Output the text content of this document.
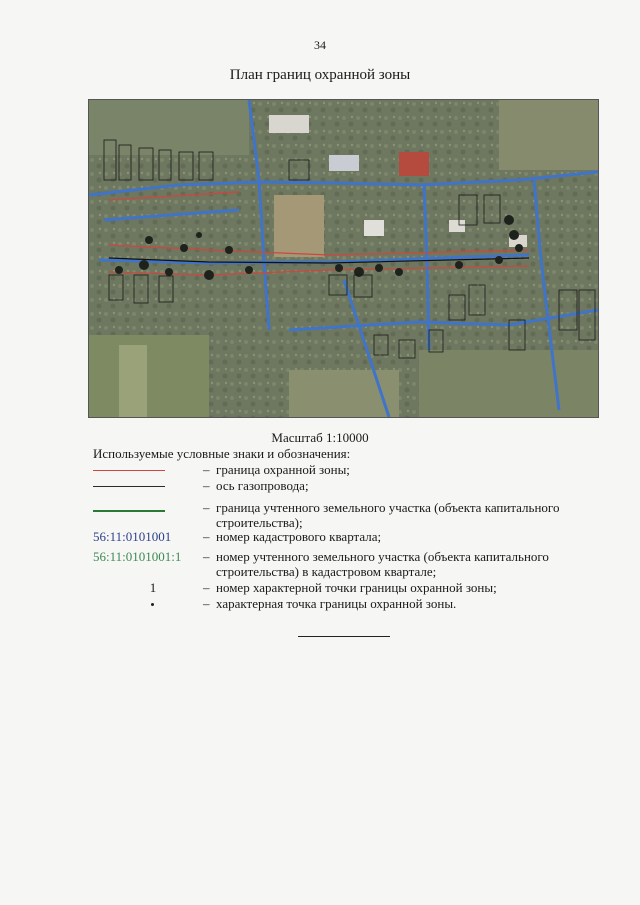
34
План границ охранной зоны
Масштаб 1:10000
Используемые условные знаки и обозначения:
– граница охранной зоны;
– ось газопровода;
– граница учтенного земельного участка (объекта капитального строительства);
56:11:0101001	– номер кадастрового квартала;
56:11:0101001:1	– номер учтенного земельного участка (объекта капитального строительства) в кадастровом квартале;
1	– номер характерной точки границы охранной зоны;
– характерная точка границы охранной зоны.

---

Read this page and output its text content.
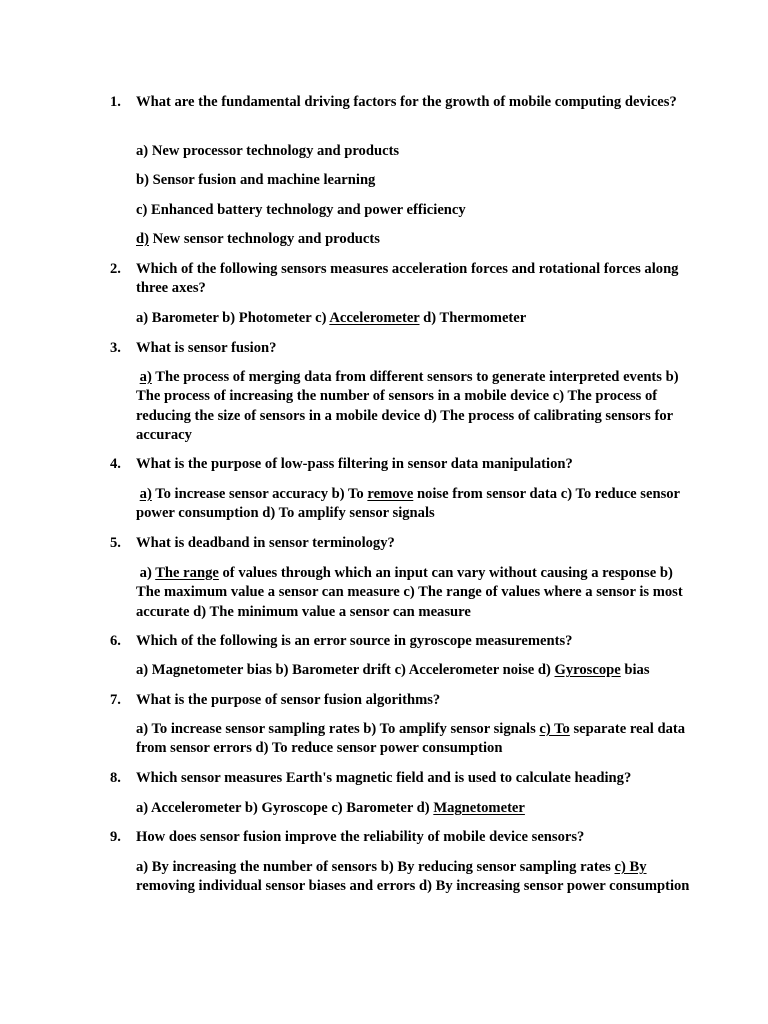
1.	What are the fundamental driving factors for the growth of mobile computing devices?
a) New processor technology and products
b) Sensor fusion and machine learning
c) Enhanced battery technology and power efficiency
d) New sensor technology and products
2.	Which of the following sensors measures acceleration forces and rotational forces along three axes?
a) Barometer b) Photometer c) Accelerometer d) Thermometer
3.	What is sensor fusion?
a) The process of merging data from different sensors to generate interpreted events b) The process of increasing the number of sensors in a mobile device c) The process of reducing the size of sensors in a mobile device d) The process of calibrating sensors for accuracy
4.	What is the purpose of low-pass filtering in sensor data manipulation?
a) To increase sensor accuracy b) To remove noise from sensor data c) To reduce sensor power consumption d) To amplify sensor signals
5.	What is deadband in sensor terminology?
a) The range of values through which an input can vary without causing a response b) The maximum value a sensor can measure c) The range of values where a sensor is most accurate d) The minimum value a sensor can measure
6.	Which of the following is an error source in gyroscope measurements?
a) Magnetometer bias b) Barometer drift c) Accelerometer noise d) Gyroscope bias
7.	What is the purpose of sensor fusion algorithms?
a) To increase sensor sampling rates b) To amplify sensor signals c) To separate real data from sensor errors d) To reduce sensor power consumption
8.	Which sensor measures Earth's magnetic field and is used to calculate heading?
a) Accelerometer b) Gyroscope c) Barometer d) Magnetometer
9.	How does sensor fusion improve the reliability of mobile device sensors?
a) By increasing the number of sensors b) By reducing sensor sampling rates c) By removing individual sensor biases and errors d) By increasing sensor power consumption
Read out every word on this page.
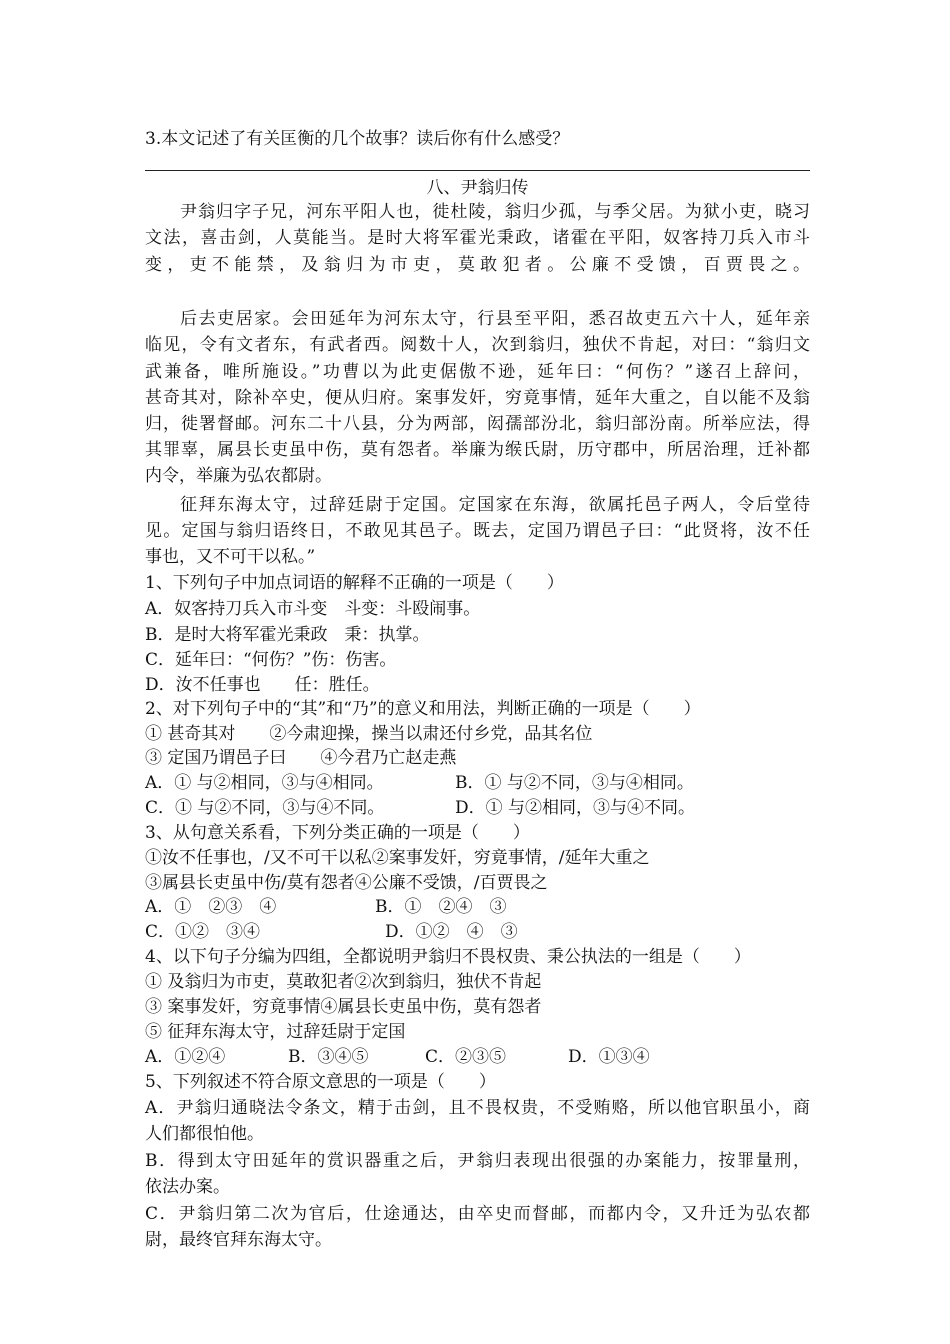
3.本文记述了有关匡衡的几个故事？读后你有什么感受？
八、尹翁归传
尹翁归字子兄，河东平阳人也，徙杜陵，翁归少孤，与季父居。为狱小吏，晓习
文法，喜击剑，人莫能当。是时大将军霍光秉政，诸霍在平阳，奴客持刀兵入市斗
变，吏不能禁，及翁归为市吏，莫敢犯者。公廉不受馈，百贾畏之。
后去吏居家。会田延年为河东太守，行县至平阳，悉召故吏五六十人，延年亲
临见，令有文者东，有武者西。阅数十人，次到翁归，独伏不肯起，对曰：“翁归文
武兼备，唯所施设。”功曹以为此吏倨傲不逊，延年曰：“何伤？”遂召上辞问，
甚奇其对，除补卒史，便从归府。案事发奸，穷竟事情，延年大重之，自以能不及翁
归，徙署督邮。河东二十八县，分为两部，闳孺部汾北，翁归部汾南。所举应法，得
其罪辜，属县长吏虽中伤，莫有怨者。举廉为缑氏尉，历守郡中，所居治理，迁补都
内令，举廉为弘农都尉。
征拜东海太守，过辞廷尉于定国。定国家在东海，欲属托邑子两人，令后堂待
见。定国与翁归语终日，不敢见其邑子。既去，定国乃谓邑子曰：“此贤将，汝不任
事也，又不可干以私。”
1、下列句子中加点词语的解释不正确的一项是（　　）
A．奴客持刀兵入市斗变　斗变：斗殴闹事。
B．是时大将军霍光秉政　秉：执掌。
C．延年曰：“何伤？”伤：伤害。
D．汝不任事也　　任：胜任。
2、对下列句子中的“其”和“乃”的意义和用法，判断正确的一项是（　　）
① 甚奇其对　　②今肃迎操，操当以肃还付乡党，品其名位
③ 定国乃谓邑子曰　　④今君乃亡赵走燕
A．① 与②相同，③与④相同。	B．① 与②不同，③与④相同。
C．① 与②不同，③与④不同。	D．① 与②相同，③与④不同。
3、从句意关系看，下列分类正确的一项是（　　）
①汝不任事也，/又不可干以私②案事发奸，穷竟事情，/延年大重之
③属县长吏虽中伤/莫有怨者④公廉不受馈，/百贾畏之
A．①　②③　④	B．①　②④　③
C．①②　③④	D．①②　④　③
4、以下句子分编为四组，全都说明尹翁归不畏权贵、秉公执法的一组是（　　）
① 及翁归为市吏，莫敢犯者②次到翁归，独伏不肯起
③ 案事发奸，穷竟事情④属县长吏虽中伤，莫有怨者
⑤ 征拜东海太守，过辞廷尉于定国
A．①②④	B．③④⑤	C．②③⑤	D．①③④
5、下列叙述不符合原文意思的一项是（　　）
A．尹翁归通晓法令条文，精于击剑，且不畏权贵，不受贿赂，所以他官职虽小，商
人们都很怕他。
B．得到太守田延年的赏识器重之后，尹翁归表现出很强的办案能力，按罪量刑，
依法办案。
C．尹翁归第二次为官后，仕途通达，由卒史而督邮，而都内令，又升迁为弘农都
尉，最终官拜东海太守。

### Task to complete
Tally up the lines with the word "征拜东海太守" in them, and answer with that number by itself.

### Result of this task
2